Aim of the exercise: Return the full material exactly.

__________

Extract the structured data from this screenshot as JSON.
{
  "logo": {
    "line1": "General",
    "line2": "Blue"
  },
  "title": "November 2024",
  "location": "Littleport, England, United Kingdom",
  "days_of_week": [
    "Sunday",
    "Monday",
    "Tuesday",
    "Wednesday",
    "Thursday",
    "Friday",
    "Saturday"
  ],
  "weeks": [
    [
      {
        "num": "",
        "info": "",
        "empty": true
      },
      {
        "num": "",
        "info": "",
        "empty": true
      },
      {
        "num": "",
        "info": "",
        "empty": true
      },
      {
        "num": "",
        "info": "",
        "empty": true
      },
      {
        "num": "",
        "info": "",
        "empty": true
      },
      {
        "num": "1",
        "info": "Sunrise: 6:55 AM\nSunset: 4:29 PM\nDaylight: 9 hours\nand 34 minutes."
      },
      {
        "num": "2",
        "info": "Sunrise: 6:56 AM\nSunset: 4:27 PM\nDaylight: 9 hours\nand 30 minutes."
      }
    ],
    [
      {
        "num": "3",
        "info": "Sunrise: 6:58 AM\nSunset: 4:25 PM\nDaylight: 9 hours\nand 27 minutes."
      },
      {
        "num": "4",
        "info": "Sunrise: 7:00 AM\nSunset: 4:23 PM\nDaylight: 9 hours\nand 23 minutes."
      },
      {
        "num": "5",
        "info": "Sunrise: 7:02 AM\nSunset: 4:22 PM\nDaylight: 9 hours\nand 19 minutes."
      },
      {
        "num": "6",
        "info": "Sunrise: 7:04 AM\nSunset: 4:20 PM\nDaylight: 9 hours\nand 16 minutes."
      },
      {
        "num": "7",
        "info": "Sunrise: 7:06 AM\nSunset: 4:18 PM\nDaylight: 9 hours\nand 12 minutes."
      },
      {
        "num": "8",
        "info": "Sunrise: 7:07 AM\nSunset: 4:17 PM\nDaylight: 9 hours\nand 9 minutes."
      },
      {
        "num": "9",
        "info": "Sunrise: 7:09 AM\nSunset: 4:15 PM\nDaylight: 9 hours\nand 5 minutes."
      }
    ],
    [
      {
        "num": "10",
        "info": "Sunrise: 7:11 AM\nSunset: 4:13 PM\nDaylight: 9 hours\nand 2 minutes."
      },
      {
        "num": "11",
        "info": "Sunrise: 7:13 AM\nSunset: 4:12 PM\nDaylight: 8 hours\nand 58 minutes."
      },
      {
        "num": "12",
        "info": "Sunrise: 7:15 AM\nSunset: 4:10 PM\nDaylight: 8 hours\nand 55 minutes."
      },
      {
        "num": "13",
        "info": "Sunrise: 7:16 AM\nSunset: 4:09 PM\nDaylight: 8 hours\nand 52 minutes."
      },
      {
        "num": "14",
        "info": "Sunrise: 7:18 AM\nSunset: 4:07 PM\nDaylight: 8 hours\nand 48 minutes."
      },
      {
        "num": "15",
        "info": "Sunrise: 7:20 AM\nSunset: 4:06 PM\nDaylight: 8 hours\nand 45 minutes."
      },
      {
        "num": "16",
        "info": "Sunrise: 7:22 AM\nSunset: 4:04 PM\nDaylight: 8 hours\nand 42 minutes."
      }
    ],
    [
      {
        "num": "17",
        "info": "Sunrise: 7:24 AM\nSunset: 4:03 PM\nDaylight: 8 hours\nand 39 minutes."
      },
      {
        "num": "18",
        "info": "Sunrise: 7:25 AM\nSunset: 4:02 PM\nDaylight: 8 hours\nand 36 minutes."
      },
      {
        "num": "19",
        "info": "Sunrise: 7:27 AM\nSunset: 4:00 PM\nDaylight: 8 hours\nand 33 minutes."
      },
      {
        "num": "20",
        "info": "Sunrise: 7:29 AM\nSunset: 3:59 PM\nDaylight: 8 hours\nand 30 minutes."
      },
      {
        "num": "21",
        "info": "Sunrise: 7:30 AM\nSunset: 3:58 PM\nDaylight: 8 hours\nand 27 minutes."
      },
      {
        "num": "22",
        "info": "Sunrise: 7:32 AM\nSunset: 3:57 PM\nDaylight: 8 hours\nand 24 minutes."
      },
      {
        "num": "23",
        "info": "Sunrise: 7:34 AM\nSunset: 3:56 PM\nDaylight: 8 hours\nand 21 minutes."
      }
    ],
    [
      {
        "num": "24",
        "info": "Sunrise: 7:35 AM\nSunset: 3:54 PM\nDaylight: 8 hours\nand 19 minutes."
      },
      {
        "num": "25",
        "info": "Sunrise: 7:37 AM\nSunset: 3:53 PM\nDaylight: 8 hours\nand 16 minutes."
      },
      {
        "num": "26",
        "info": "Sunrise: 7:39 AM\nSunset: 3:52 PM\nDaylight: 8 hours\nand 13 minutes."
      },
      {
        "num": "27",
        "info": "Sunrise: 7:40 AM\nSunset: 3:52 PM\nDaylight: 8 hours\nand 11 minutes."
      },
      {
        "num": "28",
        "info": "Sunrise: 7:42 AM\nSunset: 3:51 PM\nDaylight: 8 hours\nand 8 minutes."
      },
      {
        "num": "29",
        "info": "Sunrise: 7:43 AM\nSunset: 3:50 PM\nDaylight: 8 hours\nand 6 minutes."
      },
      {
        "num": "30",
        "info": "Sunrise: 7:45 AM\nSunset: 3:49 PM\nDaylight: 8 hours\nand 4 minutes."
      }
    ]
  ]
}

__________

Complete answer:
Extract the structured data from this screenshot as JSON.
{
  "logo": {
    "line1": "General",
    "line2": "Blue"
  },
  "title": "November 2024",
  "location": "Littleport, England, United Kingdom",
  "days_of_week": [
    "Sunday",
    "Monday",
    "Tuesday",
    "Wednesday",
    "Thursday",
    "Friday",
    "Saturday"
  ],
  "weeks": [
    [
      {
        "num": "",
        "info": "",
        "empty": true
      },
      {
        "num": "",
        "info": "",
        "empty": true
      },
      {
        "num": "",
        "info": "",
        "empty": true
      },
      {
        "num": "",
        "info": "",
        "empty": true
      },
      {
        "num": "",
        "info": "",
        "empty": true
      },
      {
        "num": "1",
        "info": "Sunrise: 6:55 AM\nSunset: 4:29 PM\nDaylight: 9 hours\nand 34 minutes."
      },
      {
        "num": "2",
        "info": "Sunrise: 6:56 AM\nSunset: 4:27 PM\nDaylight: 9 hours\nand 30 minutes."
      }
    ],
    [
      {
        "num": "3",
        "info": "Sunrise: 6:58 AM\nSunset: 4:25 PM\nDaylight: 9 hours\nand 27 minutes."
      },
      {
        "num": "4",
        "info": "Sunrise: 7:00 AM\nSunset: 4:23 PM\nDaylight: 9 hours\nand 23 minutes."
      },
      {
        "num": "5",
        "info": "Sunrise: 7:02 AM\nSunset: 4:22 PM\nDaylight: 9 hours\nand 19 minutes."
      },
      {
        "num": "6",
        "info": "Sunrise: 7:04 AM\nSunset: 4:20 PM\nDaylight: 9 hours\nand 16 minutes."
      },
      {
        "num": "7",
        "info": "Sunrise: 7:06 AM\nSunset: 4:18 PM\nDaylight: 9 hours\nand 12 minutes."
      },
      {
        "num": "8",
        "info": "Sunrise: 7:07 AM\nSunset: 4:17 PM\nDaylight: 9 hours\nand 9 minutes."
      },
      {
        "num": "9",
        "info": "Sunrise: 7:09 AM\nSunset: 4:15 PM\nDaylight: 9 hours\nand 5 minutes."
      }
    ],
    [
      {
        "num": "10",
        "info": "Sunrise: 7:11 AM\nSunset: 4:13 PM\nDaylight: 9 hours\nand 2 minutes."
      },
      {
        "num": "11",
        "info": "Sunrise: 7:13 AM\nSunset: 4:12 PM\nDaylight: 8 hours\nand 58 minutes."
      },
      {
        "num": "12",
        "info": "Sunrise: 7:15 AM\nSunset: 4:10 PM\nDaylight: 8 hours\nand 55 minutes."
      },
      {
        "num": "13",
        "info": "Sunrise: 7:16 AM\nSunset: 4:09 PM\nDaylight: 8 hours\nand 52 minutes."
      },
      {
        "num": "14",
        "info": "Sunrise: 7:18 AM\nSunset: 4:07 PM\nDaylight: 8 hours\nand 48 minutes."
      },
      {
        "num": "15",
        "info": "Sunrise: 7:20 AM\nSunset: 4:06 PM\nDaylight: 8 hours\nand 45 minutes."
      },
      {
        "num": "16",
        "info": "Sunrise: 7:22 AM\nSunset: 4:04 PM\nDaylight: 8 hours\nand 42 minutes."
      }
    ],
    [
      {
        "num": "17",
        "info": "Sunrise: 7:24 AM\nSunset: 4:03 PM\nDaylight: 8 hours\nand 39 minutes."
      },
      {
        "num": "18",
        "info": "Sunrise: 7:25 AM\nSunset: 4:02 PM\nDaylight: 8 hours\nand 36 minutes."
      },
      {
        "num": "19",
        "info": "Sunrise: 7:27 AM\nSunset: 4:00 PM\nDaylight: 8 hours\nand 33 minutes."
      },
      {
        "num": "20",
        "info": "Sunrise: 7:29 AM\nSunset: 3:59 PM\nDaylight: 8 hours\nand 30 minutes."
      },
      {
        "num": "21",
        "info": "Sunrise: 7:30 AM\nSunset: 3:58 PM\nDaylight: 8 hours\nand 27 minutes."
      },
      {
        "num": "22",
        "info": "Sunrise: 7:32 AM\nSunset: 3:57 PM\nDaylight: 8 hours\nand 24 minutes."
      },
      {
        "num": "23",
        "info": "Sunrise: 7:34 AM\nSunset: 3:56 PM\nDaylight: 8 hours\nand 21 minutes."
      }
    ],
    [
      {
        "num": "24",
        "info": "Sunrise: 7:35 AM\nSunset: 3:54 PM\nDaylight: 8 hours\nand 19 minutes."
      },
      {
        "num": "25",
        "info": "Sunrise: 7:37 AM\nSunset: 3:53 PM\nDaylight: 8 hours\nand 16 minutes."
      },
      {
        "num": "26",
        "info": "Sunrise: 7:39 AM\nSunset: 3:52 PM\nDaylight: 8 hours\nand 13 minutes."
      },
      {
        "num": "27",
        "info": "Sunrise: 7:40 AM\nSunset: 3:52 PM\nDaylight: 8 hours\nand 11 minutes."
      },
      {
        "num": "28",
        "info": "Sunrise: 7:42 AM\nSunset: 3:51 PM\nDaylight: 8 hours\nand 8 minutes."
      },
      {
        "num": "29",
        "info": "Sunrise: 7:43 AM\nSunset: 3:50 PM\nDaylight: 8 hours\nand 6 minutes."
      },
      {
        "num": "30",
        "info": "Sunrise: 7:45 AM\nSunset: 3:49 PM\nDaylight: 8 hours\nand 4 minutes."
      }
    ]
  ]
}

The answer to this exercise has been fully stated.